Input rows –
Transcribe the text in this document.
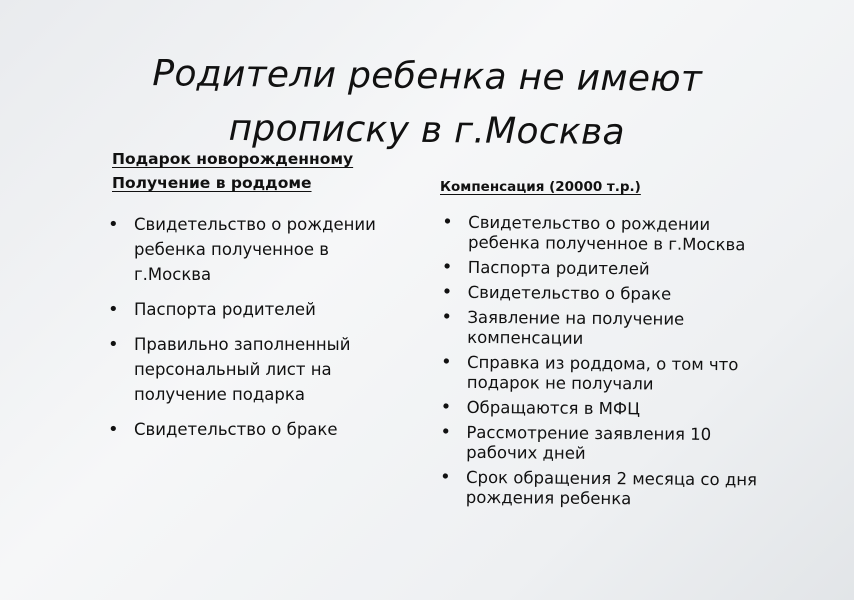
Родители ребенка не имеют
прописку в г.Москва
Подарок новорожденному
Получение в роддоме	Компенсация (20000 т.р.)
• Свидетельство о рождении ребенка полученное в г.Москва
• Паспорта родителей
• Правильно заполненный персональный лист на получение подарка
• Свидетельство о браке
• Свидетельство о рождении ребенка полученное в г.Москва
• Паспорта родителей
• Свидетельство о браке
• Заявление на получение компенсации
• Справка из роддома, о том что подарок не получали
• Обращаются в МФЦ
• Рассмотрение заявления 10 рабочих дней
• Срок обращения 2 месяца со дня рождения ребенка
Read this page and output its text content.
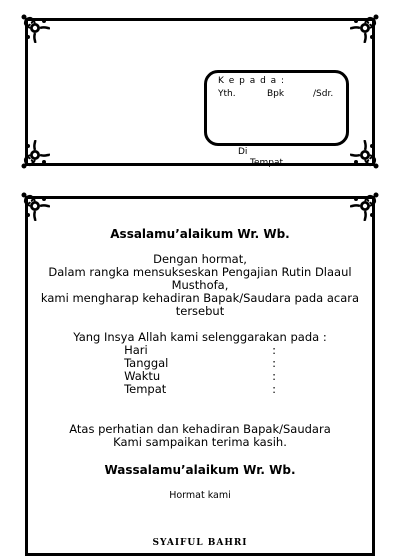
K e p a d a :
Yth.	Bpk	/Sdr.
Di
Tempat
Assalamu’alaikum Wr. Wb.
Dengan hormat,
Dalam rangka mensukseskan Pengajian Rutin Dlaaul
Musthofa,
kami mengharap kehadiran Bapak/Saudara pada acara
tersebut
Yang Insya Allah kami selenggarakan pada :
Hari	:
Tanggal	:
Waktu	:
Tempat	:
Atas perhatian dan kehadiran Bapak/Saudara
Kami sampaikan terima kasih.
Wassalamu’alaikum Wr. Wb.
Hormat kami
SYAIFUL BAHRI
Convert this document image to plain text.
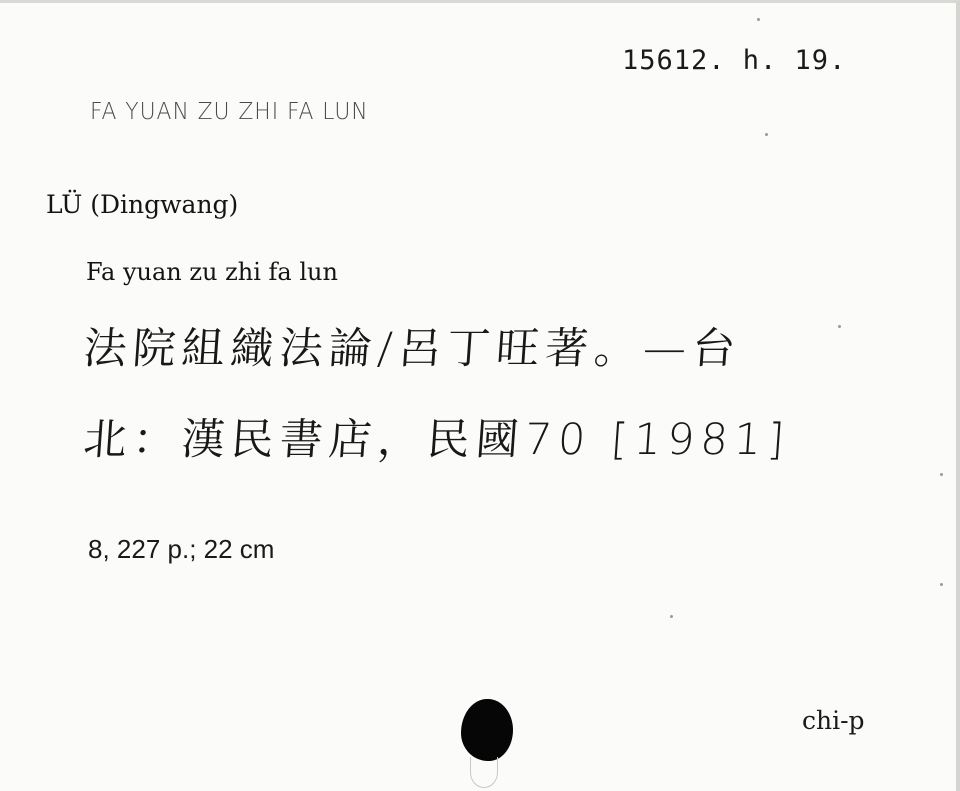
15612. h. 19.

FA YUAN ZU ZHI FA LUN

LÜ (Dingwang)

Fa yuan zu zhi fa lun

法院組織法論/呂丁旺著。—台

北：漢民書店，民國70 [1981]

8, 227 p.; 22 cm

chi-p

What to produce – From the material above, copy each line that includes the word "Bapak".

Exercise response –
kami mengharap kehadiran Bapak/Saudara pada acara
Atas perhatian dan kehadiran Bapak/Saudara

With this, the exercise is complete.